■ **SUPPLIED ENTRIES**

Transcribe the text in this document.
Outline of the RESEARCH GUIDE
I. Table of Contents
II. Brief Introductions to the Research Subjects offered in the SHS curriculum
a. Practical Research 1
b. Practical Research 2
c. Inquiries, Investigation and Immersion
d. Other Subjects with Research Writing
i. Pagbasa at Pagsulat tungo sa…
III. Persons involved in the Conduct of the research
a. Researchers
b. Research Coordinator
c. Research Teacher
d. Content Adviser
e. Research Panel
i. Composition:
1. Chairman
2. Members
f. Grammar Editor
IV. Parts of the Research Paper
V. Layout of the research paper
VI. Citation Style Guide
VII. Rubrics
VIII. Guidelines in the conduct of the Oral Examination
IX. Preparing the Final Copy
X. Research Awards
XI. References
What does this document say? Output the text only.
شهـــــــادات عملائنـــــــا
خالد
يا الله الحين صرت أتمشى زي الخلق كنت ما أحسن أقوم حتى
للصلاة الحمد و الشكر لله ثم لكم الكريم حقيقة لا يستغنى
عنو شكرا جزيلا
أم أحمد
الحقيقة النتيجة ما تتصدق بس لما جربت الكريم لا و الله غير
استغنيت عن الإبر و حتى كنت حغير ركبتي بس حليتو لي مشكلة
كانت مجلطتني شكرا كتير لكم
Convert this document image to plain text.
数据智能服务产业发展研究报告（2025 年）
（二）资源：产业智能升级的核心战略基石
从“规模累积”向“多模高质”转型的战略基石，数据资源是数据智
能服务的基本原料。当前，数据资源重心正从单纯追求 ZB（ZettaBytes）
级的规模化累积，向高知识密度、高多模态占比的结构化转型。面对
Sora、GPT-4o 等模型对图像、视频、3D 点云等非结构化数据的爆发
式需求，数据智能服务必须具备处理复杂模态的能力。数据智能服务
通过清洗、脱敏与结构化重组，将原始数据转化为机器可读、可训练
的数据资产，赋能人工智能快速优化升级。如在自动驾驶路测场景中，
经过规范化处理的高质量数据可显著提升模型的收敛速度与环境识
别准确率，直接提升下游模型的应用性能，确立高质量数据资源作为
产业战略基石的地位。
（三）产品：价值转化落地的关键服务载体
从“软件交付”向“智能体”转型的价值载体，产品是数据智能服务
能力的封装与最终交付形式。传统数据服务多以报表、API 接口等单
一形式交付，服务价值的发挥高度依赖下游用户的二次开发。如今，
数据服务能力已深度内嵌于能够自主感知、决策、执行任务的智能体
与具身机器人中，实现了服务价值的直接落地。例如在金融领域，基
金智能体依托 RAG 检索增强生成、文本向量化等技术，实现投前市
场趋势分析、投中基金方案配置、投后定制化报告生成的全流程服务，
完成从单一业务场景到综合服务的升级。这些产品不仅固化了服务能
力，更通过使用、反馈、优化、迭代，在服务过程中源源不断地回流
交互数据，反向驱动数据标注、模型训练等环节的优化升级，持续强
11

■ **WHAT IS EXPECTED**
State how many lines of the listing above include the word "Subjects". Give nothing but the number.

■ **TASK RESPONSE**
2